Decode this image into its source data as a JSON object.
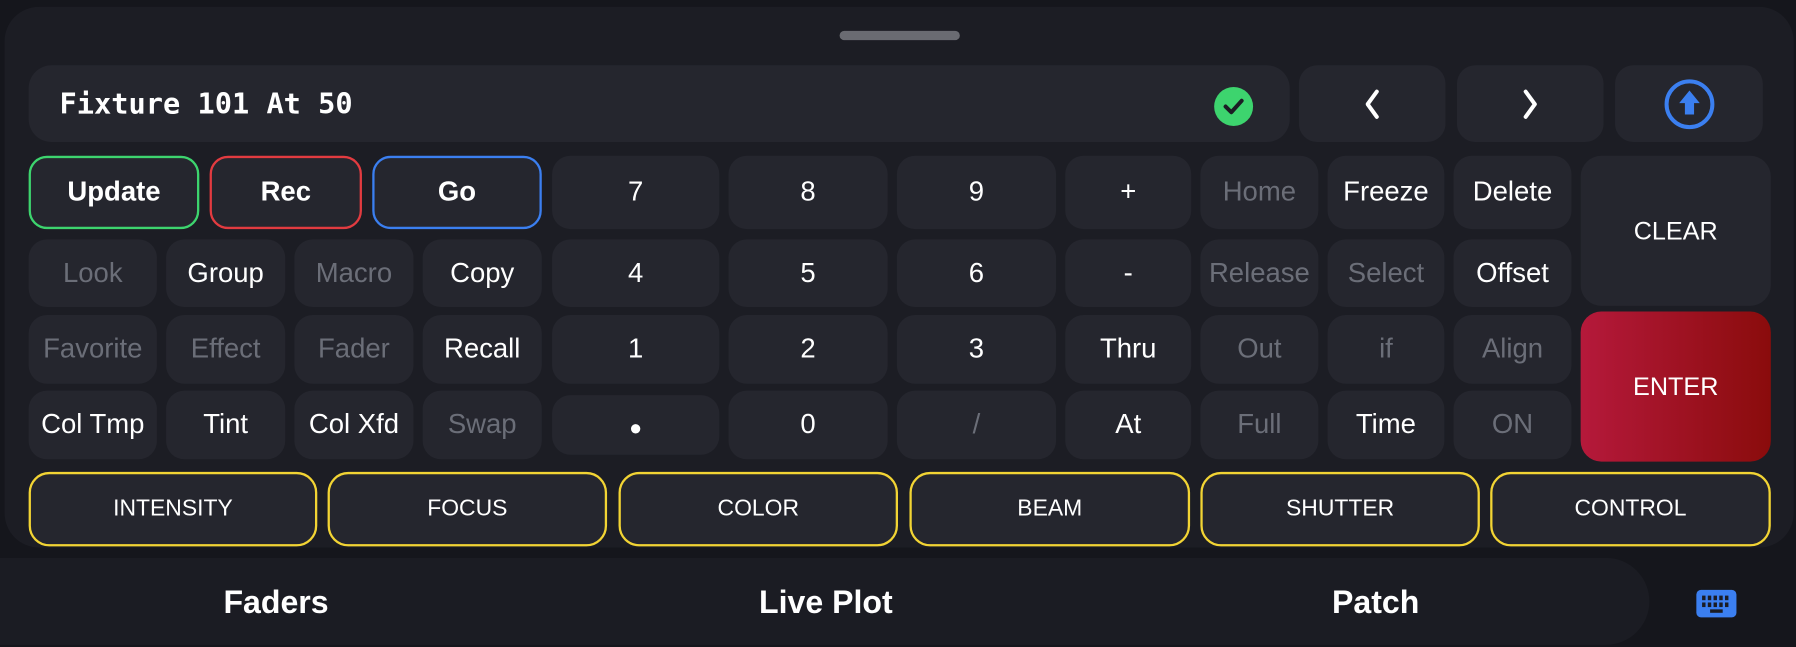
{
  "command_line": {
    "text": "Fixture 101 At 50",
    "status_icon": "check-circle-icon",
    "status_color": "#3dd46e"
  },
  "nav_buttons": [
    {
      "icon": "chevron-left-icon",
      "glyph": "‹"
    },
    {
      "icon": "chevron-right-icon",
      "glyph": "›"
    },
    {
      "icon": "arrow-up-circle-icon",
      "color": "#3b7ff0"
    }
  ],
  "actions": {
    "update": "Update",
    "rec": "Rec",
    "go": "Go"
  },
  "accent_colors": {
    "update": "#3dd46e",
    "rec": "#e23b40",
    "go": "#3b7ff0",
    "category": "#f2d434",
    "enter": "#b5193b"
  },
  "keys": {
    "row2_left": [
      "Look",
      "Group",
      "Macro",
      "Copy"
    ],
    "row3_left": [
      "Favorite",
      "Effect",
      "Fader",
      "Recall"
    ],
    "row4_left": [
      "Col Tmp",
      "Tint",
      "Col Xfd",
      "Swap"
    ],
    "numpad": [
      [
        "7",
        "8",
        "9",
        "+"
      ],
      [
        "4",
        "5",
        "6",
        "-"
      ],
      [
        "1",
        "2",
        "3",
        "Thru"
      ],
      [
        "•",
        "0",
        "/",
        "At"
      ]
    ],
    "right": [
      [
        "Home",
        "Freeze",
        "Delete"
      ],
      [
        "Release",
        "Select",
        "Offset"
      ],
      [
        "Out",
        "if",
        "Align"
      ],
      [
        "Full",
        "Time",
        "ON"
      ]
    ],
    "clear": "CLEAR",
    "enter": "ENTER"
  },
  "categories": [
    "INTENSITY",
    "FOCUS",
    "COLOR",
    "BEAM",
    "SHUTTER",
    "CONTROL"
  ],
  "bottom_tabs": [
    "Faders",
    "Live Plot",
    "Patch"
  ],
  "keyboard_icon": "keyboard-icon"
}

WHAT YOU HAVE TO DO> Print each line of the material above exactly, with the pictures removed from your copy.

FINISHED EXERCISE>
Decode this image into its source data as a JSON object.
{
  "command_line": {
    "text": "Fixture 101 At 50",
    "status_icon": "check-circle-icon",
    "status_color": "#3dd46e"
  },
  "nav_buttons": [
    {
      "icon": "chevron-left-icon",
      "glyph": "‹"
    },
    {
      "icon": "chevron-right-icon",
      "glyph": "›"
    },
    {
      "icon": "arrow-up-circle-icon",
      "color": "#3b7ff0"
    }
  ],
  "actions": {
    "update": "Update",
    "rec": "Rec",
    "go": "Go"
  },
  "accent_colors": {
    "update": "#3dd46e",
    "rec": "#e23b40",
    "go": "#3b7ff0",
    "category": "#f2d434",
    "enter": "#b5193b"
  },
  "keys": {
    "row2_left": [
      "Look",
      "Group",
      "Macro",
      "Copy"
    ],
    "row3_left": [
      "Favorite",
      "Effect",
      "Fader",
      "Recall"
    ],
    "row4_left": [
      "Col Tmp",
      "Tint",
      "Col Xfd",
      "Swap"
    ],
    "numpad": [
      [
        "7",
        "8",
        "9",
        "+"
      ],
      [
        "4",
        "5",
        "6",
        "-"
      ],
      [
        "1",
        "2",
        "3",
        "Thru"
      ],
      [
        "•",
        "0",
        "/",
        "At"
      ]
    ],
    "right": [
      [
        "Home",
        "Freeze",
        "Delete"
      ],
      [
        "Release",
        "Select",
        "Offset"
      ],
      [
        "Out",
        "if",
        "Align"
      ],
      [
        "Full",
        "Time",
        "ON"
      ]
    ],
    "clear": "CLEAR",
    "enter": "ENTER"
  },
  "categories": [
    "INTENSITY",
    "FOCUS",
    "COLOR",
    "BEAM",
    "SHUTTER",
    "CONTROL"
  ],
  "bottom_tabs": [
    "Faders",
    "Live Plot",
    "Patch"
  ],
  "keyboard_icon": "keyboard-icon"
}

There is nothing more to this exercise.